— BEGIN —

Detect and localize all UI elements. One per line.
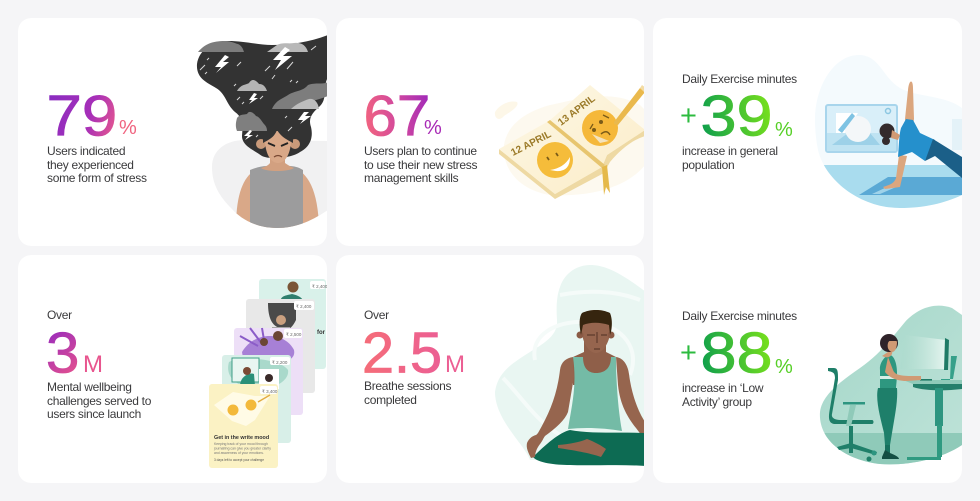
- text: general population: increase in general: [682, 144, 778, 158]
- illustration: stacked challenge cards: [209, 279, 328, 468]
- stat: +39%: +: [680, 100, 697, 132]
- illustration: standing desk: [820, 306, 962, 464]
- stat: +39%: 39: [700, 84, 773, 148]
- card: yellow, get in the write mood: 3 days left to accept your challenge: [214, 458, 264, 462]
- illustration: woman with storm hair: [197, 35, 328, 228]
- text: stress description: some form of stress: [47, 171, 147, 185]
- stat: +88%: +: [680, 337, 697, 369]
- card: yellow, get in the write mood: ₹ 3,400: [262, 389, 278, 394]
- window with pilates ball: [826, 105, 897, 152]
- stat: 79%: %: [119, 117, 137, 139]
- stat: 3M: M: [83, 351, 103, 378]
- text: breathe description: Breathe sessions: [364, 379, 452, 393]
- panel: 79% stress: [18, 18, 328, 246]
- text: stress description: Users indicated: [47, 144, 125, 158]
- text: stress skills description: Users plan to continue: [364, 144, 477, 158]
- stat: 79%: 79: [46, 83, 117, 148]
- icons: lightning bolts: [215, 47, 311, 140]
- date labels: [511, 96, 596, 156]
- stat: +39%: [681, 94, 792, 136]
- card: teal: [222, 355, 291, 443]
- rain streaks: [200, 46, 316, 137]
- card: purple: ₹ 2,500: [286, 332, 302, 337]
- card: green: for: [317, 330, 326, 336]
- neck and chest: [573, 340, 616, 385]
- panel: daily exercise minutes: [653, 18, 965, 483]
- card: grey: [246, 299, 315, 393]
- head: [581, 310, 611, 353]
- text: over: Over: [47, 308, 72, 322]
- text: challenges description: challenges served to: [47, 394, 152, 408]
- icon: pencil: [614, 85, 646, 125]
- stat: 3M: [48, 332, 102, 374]
- text: daily exercise label 1: Daily Exercise minutes: [682, 72, 797, 86]
- card: green: [259, 279, 328, 369]
- desk: [903, 338, 962, 460]
- stat: +88%: %: [775, 356, 793, 378]
- illustration: meditating man: [495, 265, 650, 466]
- text: stress skills description: management skills: [364, 171, 459, 185]
- tank top: [568, 357, 622, 431]
- text: daily exercise label 2: Daily Exercise minutes: [682, 309, 797, 323]
- foot and hand: [558, 439, 606, 457]
- card: grey: ₹ 2,400: [296, 304, 312, 309]
- illustration: journal with emoji: [495, 85, 646, 199]
- woman standing: [877, 334, 921, 459]
- text: stress skills description: to use their new stress: [364, 158, 477, 172]
- card: green: ₹ 2,400: [312, 284, 328, 289]
- panel: 3M challenges: [18, 255, 328, 483]
- icon: sad emoji: [582, 110, 618, 146]
- text: breathe description: completed: [364, 393, 417, 407]
- card: yellow, get in the write mood: and awareness of your emotions.: [214, 451, 264, 455]
- card: teal: ₹ 2,200: [272, 360, 288, 365]
- text: challenges description: Mental wellbeing: [47, 380, 132, 394]
- stat: 2.5M: M: [445, 351, 465, 378]
- stat: +88%: 88: [700, 321, 773, 385]
- card: yellow, get in the write mood: Get in the write mood: [214, 435, 269, 441]
- card: yellow, get in the write mood: Keeping track of your mood through: [214, 442, 268, 446]
- stat: 67%: %: [424, 117, 442, 139]
- card: purple: [234, 328, 303, 415]
- stat: +88%: [681, 332, 792, 374]
- stat: 3M: 3: [46, 322, 79, 385]
- text: over: Over: [364, 308, 389, 322]
- panel: 2.5M breathe sessions: [336, 255, 650, 483]
- card: yellow, get in the write mood: [209, 384, 278, 468]
- icon: happy emoji: [537, 142, 573, 178]
- stat: +39%: %: [775, 119, 793, 141]
- yoga mat: [859, 177, 962, 195]
- text: general population: population: [682, 158, 734, 172]
- stat: 67%: [366, 95, 442, 136]
- stat: 79%: [49, 95, 136, 136]
- date labels: 13 APRIL: [556, 93, 598, 128]
- panel: 67% continue: [336, 18, 646, 246]
- right arm: [616, 357, 645, 440]
- text: low activity group: increase in ‘Low: [682, 381, 764, 395]
- legs: [533, 430, 645, 466]
- date labels: 12 APRIL: [509, 129, 553, 159]
- left arm: [527, 357, 574, 455]
- stat: 67%: 67: [364, 85, 430, 148]
- text: challenges description: users since launch: [47, 407, 141, 421]
- icons: clouds: [198, 41, 328, 131]
- stat: 2.5M: 2.5: [362, 322, 442, 386]
- text: stress description: they experienced: [47, 158, 134, 172]
- woman in side plank: [880, 81, 962, 189]
- text: low activity group: Activity’ group: [682, 395, 752, 409]
- chair: [828, 368, 877, 462]
- card: yellow, get in the write mood: journalling can give you greater clarity: [213, 446, 271, 450]
- illustration: side plank yoga: [815, 55, 962, 208]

— END —

Reproduce every one of the lines above verbatim, in their original order, and omit the picture.

Detect and localize all UI elements. One per line.
- text: general population: increase in general: [682, 144, 778, 158]
- illustration: stacked challenge cards: [209, 279, 328, 468]
- stat: +39%: +: [680, 100, 697, 132]
- illustration: standing desk: [820, 306, 962, 464]
- stat: +39%: 39: [700, 84, 773, 148]
- card: yellow, get in the write mood: 3 days left to accept your challenge: [214, 458, 264, 462]
- illustration: woman with storm hair: [197, 35, 328, 228]
- text: stress description: some form of stress: [47, 171, 147, 185]
- stat: +88%: +: [680, 337, 697, 369]
- card: yellow, get in the write mood: ₹ 3,400: [262, 389, 278, 394]
- window with pilates ball: [826, 105, 897, 152]
- stat: 79%: %: [119, 117, 137, 139]
- stat: 3M: M: [83, 351, 103, 378]
- text: breathe description: Breathe sessions: [364, 379, 452, 393]
- panel: 79% stress: [18, 18, 328, 246]
- text: stress description: Users indicated: [47, 144, 125, 158]
- text: stress skills description: Users plan to continue: [364, 144, 477, 158]
- stat: 79%: 79: [46, 83, 117, 148]
- icons: lightning bolts: [215, 47, 311, 140]
- date labels: [511, 96, 596, 156]
- stat: +39%: [681, 94, 792, 136]
- card: teal: [222, 355, 291, 443]
- rain streaks: [200, 46, 316, 137]
- card: purple: ₹ 2,500: [286, 332, 302, 337]
- card: green: for: [317, 330, 326, 336]
- neck and chest: [573, 340, 616, 385]
- panel: daily exercise minutes: [653, 18, 965, 483]
- card: grey: [246, 299, 315, 393]
- head: [581, 310, 611, 353]
- text: over: Over: [47, 308, 72, 322]
- text: challenges description: challenges served to: [47, 394, 152, 408]
- icon: pencil: [614, 85, 646, 125]
- stat: 3M: [48, 332, 102, 374]
- text: daily exercise label 1: Daily Exercise minutes: [682, 72, 797, 86]
- card: green: [259, 279, 328, 369]
- desk: [903, 338, 962, 460]
- stat: +88%: %: [775, 356, 793, 378]
- illustration: meditating man: [495, 265, 650, 466]
- text: stress skills description: management skills: [364, 171, 459, 185]
- tank top: [568, 357, 622, 431]
- text: daily exercise label 2: Daily Exercise minutes: [682, 309, 797, 323]
- foot and hand: [558, 439, 606, 457]
- card: grey: ₹ 2,400: [296, 304, 312, 309]
- illustration: journal with emoji: [495, 85, 646, 199]
- woman standing: [877, 334, 921, 459]
- text: stress skills description: to use their new stress: [364, 158, 477, 172]
- card: green: ₹ 2,400: [312, 284, 328, 289]
- panel: 3M challenges: [18, 255, 328, 483]
- icon: sad emoji: [582, 110, 618, 146]
- text: breathe description: completed: [364, 393, 417, 407]
- card: yellow, get in the write mood: and awareness of your emotions.: [214, 451, 264, 455]
- card: teal: ₹ 2,200: [272, 360, 288, 365]
- text: challenges description: Mental wellbeing: [47, 380, 132, 394]
- stat: 2.5M: M: [445, 351, 465, 378]
- stat: +88%: 88: [700, 321, 773, 385]
- card: yellow, get in the write mood: Get in the write mood: [214, 435, 269, 441]
- card: yellow, get in the write mood: Keeping track of your mood through: [214, 442, 268, 446]
- stat: 67%: %: [424, 117, 442, 139]
- card: purple: [234, 328, 303, 415]
- stat: +88%: [681, 332, 792, 374]
- stat: 3M: 3: [46, 322, 79, 385]
- text: over: Over: [364, 308, 389, 322]
- panel: 2.5M breathe sessions: [336, 255, 650, 483]
- card: yellow, get in the write mood: [209, 384, 278, 468]
- icon: happy emoji: [537, 142, 573, 178]
- stat: +39%: %: [775, 119, 793, 141]
- yoga mat: [859, 177, 962, 195]
- text: general population: population: [682, 158, 734, 172]
- stat: 67%: [366, 95, 442, 136]
- stat: 79%: [49, 95, 136, 136]
- date labels: 13 APRIL: [556, 93, 598, 128]
- panel: 67% continue: [336, 18, 646, 246]
- right arm: [616, 357, 645, 440]
- text: low activity group: increase in ‘Low: [682, 381, 764, 395]
- legs: [533, 430, 645, 466]
- date labels: 12 APRIL: [509, 129, 553, 159]
- left arm: [527, 357, 574, 455]
- stat: 67%: 67: [364, 85, 430, 148]
- text: challenges description: users since launch: [47, 407, 141, 421]
- icons: clouds: [198, 41, 328, 131]
- stat: 2.5M: 2.5: [362, 322, 442, 386]
- text: stress description: they experienced: [47, 158, 134, 172]
- woman in side plank: [880, 81, 962, 189]
- text: low activity group: Activity’ group: [682, 395, 752, 409]
- chair: [828, 368, 877, 462]
- card: yellow, get in the write mood: journalling can give you greater clarity: [213, 446, 271, 450]
- illustration: side plank yoga: [815, 55, 962, 208]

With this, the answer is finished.